--- START OF INPUT FOR THIS TASK ---

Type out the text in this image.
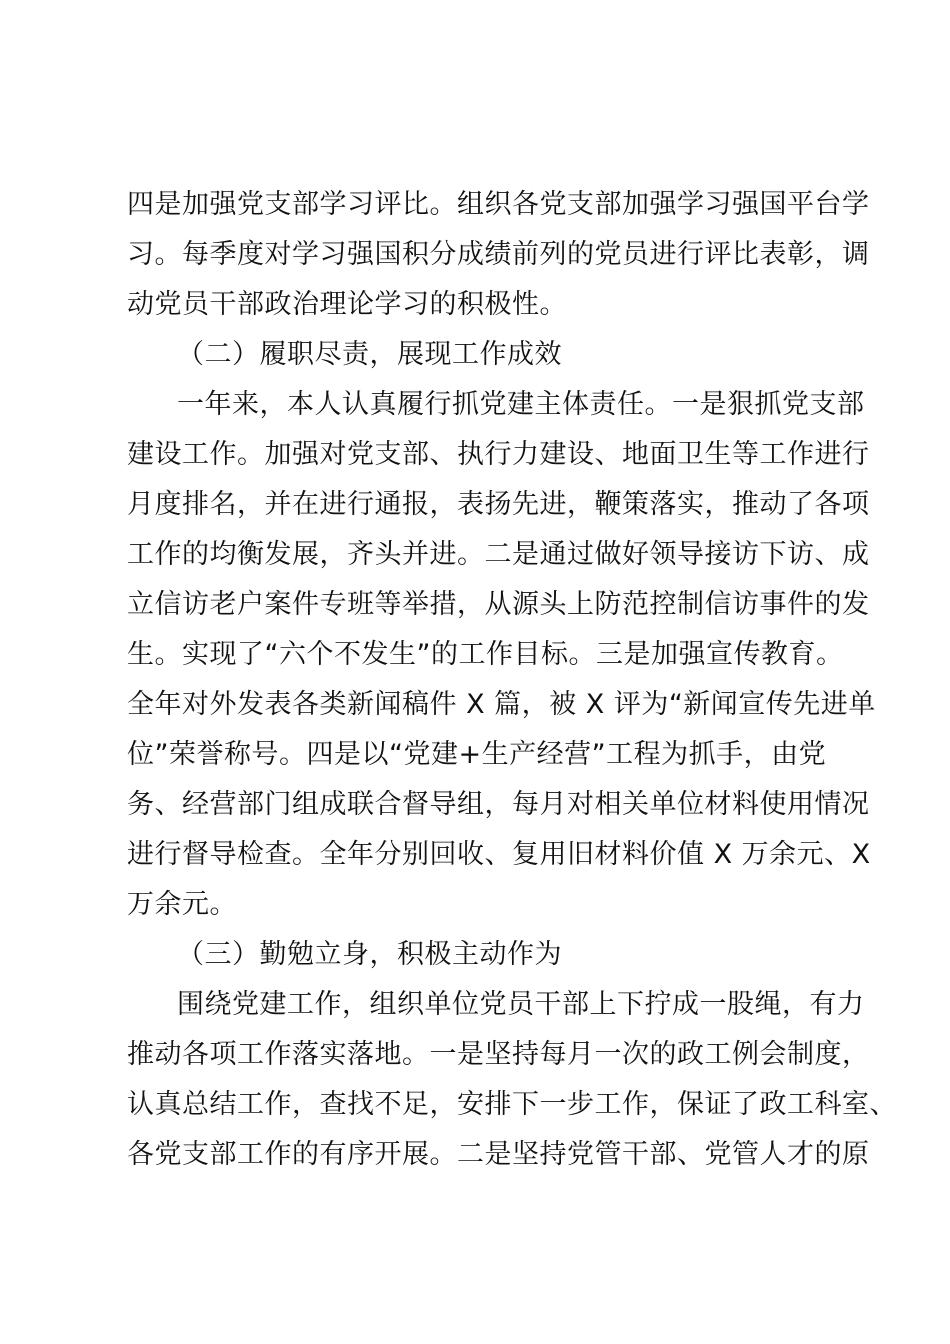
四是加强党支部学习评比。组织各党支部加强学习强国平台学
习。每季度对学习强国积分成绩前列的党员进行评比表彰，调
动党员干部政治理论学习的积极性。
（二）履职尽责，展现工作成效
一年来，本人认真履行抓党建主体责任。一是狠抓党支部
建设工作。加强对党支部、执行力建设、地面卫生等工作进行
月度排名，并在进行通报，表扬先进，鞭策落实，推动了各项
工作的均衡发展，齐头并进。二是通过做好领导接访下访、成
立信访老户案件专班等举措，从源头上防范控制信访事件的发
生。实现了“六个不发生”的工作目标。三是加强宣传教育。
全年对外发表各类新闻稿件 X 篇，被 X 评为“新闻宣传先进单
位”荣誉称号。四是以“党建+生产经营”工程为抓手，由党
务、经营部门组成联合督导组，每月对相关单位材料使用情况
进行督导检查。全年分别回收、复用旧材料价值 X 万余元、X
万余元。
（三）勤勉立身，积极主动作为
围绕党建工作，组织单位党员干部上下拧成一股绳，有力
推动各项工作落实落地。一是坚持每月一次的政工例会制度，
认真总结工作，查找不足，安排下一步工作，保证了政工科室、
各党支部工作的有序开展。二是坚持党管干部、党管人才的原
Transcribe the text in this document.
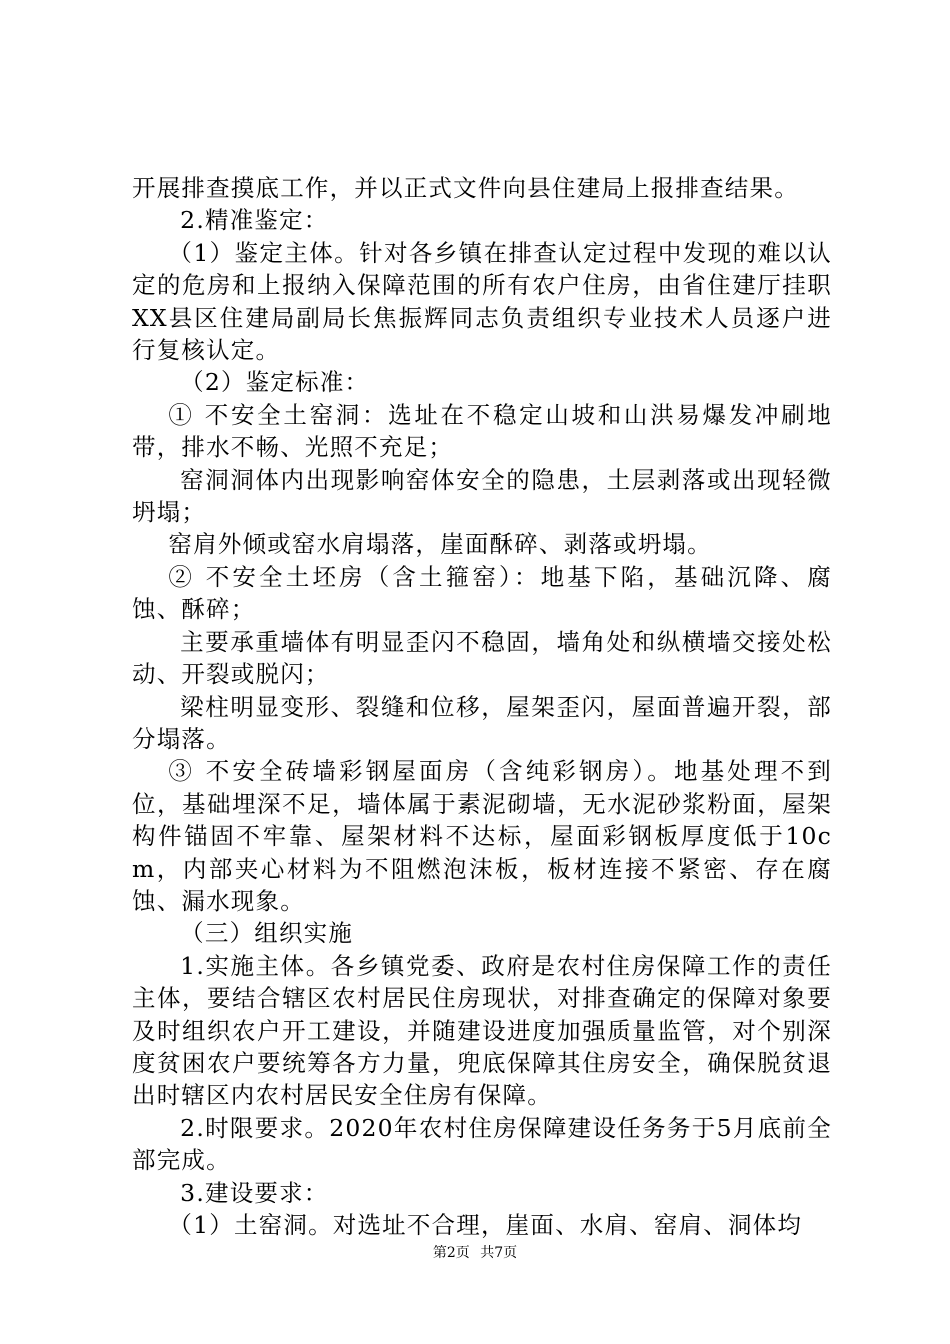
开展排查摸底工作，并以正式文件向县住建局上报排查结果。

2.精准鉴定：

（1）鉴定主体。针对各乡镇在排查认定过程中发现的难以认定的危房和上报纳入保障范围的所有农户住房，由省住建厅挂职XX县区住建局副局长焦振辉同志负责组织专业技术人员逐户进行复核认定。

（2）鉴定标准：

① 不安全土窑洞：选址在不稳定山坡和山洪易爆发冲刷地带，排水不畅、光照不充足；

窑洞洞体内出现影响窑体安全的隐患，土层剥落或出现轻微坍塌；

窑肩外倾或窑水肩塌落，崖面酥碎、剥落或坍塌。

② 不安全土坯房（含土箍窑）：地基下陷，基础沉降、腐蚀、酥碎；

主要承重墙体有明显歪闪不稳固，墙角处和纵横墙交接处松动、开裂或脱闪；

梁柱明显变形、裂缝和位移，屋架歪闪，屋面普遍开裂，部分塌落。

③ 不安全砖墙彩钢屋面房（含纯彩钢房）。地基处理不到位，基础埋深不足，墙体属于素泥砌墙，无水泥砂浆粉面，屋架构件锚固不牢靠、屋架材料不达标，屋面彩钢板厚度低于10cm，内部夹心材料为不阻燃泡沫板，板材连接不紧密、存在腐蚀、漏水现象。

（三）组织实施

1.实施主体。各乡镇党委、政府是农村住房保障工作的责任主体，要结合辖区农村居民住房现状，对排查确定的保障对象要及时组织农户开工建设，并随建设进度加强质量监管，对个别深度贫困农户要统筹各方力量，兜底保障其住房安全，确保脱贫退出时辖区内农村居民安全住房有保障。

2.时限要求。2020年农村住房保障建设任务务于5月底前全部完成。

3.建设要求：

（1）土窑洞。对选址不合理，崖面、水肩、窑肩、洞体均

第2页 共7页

--- END OF INPUT FOR THIS TASK ---
--- START OF INPUT FOR THIS TASK ---

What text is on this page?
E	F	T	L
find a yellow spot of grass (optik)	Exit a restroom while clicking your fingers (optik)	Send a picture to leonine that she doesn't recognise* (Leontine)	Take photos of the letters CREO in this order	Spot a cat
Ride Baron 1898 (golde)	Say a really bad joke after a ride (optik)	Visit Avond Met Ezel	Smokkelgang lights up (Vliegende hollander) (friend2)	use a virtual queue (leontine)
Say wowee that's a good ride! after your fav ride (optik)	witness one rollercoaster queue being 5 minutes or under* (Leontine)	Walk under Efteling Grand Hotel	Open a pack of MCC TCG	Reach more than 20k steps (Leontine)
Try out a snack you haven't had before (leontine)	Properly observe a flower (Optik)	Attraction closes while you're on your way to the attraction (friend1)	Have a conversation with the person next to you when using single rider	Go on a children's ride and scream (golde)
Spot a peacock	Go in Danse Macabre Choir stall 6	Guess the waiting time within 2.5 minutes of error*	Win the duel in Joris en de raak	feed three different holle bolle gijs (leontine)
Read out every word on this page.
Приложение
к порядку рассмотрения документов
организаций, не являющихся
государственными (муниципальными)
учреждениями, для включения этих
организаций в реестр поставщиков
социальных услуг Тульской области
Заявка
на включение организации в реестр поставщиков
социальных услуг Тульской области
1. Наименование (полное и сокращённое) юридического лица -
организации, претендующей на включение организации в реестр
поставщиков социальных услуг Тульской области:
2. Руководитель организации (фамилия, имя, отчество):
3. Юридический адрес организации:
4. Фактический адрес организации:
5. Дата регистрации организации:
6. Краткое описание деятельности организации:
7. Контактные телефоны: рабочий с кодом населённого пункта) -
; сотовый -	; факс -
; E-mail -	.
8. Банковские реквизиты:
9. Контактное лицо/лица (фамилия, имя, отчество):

--- END OF INPUT FOR THIS TASK ---

Copy down every line of the material above that includes the string "адрес".

3. Юридический адрес организации:
4. Фактический адрес организации:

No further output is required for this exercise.